* [The problem] Copy the data exactly; pictures stay out of the copy.
▽
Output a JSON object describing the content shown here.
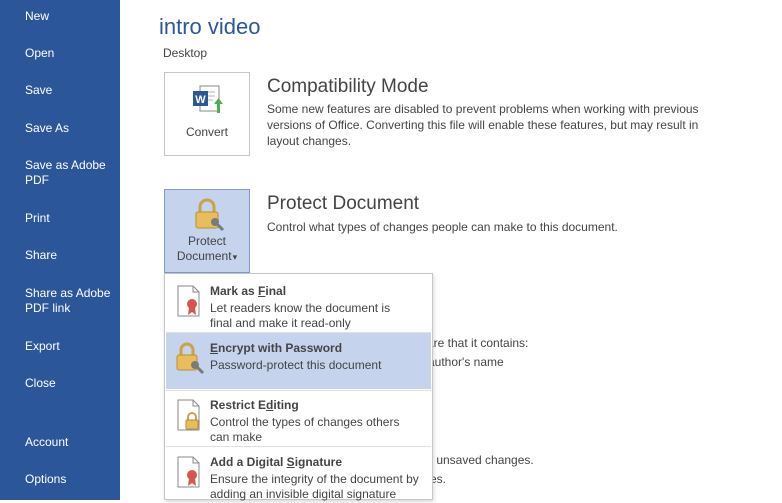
{
  "sidebar": {
    "items": [
      {
        "label": "New"
      },
      {
        "label": "Open"
      },
      {
        "label": "Save"
      },
      {
        "label": "Save As"
      },
      {
        "label": "Save as Adobe",
        "label2": "PDF"
      },
      {
        "label": "Print"
      },
      {
        "label": "Share"
      },
      {
        "label": "Share as Adobe",
        "label2": "PDF link"
      },
      {
        "label": "Export"
      },
      {
        "label": "Close"
      },
      {
        "label": "Account"
      },
      {
        "label": "Options"
      }
    ]
  },
  "document": {
    "title": "intro video",
    "location": "Desktop"
  },
  "compatibility": {
    "button_label": "Convert",
    "title": "Compatibility Mode",
    "description": "Some new features are disabled to prevent problems when working with previous versions of Office. Converting this file will enable these features, but may result in layout changes."
  },
  "protect": {
    "button_line1": "Protect",
    "button_line2": "Document",
    "dropdown_arrow": "▾",
    "title": "Protect Document",
    "description": "Control what types of changes people can make to this document."
  },
  "background_text": {
    "line1": "are that it contains:",
    "line2": "author's name",
    "line3": "r unsaved changes.",
    "line4": "es."
  },
  "dropdown": {
    "items": [
      {
        "title_pre": "Mark as ",
        "title_key": "F",
        "title_post": "inal",
        "description": "Let readers know the document is final and make it read-only"
      },
      {
        "title_pre": "",
        "title_key": "E",
        "title_post": "ncrypt with Password",
        "description": "Password-protect this document"
      },
      {
        "title_pre": "Restrict E",
        "title_key": "d",
        "title_post": "iting",
        "description": "Control the types of changes others can make"
      },
      {
        "title_pre": "Add a Digital ",
        "title_key": "S",
        "title_post": "ignature",
        "description": "Ensure the integrity of the document by adding an invisible digital signature"
      }
    ]
  },
  "colors": {
    "sidebar_bg": "#2b579a",
    "highlight": "#c5d3ec",
    "accent": "#2b579a"
  }
}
△
* [Task response]
Output a JSON object describing the content shown here.
{
  "sidebar": {
    "items": [
      {
        "label": "New"
      },
      {
        "label": "Open"
      },
      {
        "label": "Save"
      },
      {
        "label": "Save As"
      },
      {
        "label": "Save as Adobe",
        "label2": "PDF"
      },
      {
        "label": "Print"
      },
      {
        "label": "Share"
      },
      {
        "label": "Share as Adobe",
        "label2": "PDF link"
      },
      {
        "label": "Export"
      },
      {
        "label": "Close"
      },
      {
        "label": "Account"
      },
      {
        "label": "Options"
      }
    ]
  },
  "document": {
    "title": "intro video",
    "location": "Desktop"
  },
  "compatibility": {
    "button_label": "Convert",
    "title": "Compatibility Mode",
    "description": "Some new features are disabled to prevent problems when working with previous versions of Office. Converting this file will enable these features, but may result in layout changes."
  },
  "protect": {
    "button_line1": "Protect",
    "button_line2": "Document",
    "dropdown_arrow": "▾",
    "title": "Protect Document",
    "description": "Control what types of changes people can make to this document."
  },
  "background_text": {
    "line1": "are that it contains:",
    "line2": "author's name",
    "line3": "r unsaved changes.",
    "line4": "es."
  },
  "dropdown": {
    "items": [
      {
        "title_pre": "Mark as ",
        "title_key": "F",
        "title_post": "inal",
        "description": "Let readers know the document is final and make it read-only"
      },
      {
        "title_pre": "",
        "title_key": "E",
        "title_post": "ncrypt with Password",
        "description": "Password-protect this document"
      },
      {
        "title_pre": "Restrict E",
        "title_key": "d",
        "title_post": "iting",
        "description": "Control the types of changes others can make"
      },
      {
        "title_pre": "Add a Digital ",
        "title_key": "S",
        "title_post": "ignature",
        "description": "Ensure the integrity of the document by adding an invisible digital signature"
      }
    ]
  },
  "colors": {
    "sidebar_bg": "#2b579a",
    "highlight": "#c5d3ec",
    "accent": "#2b579a"
  }
}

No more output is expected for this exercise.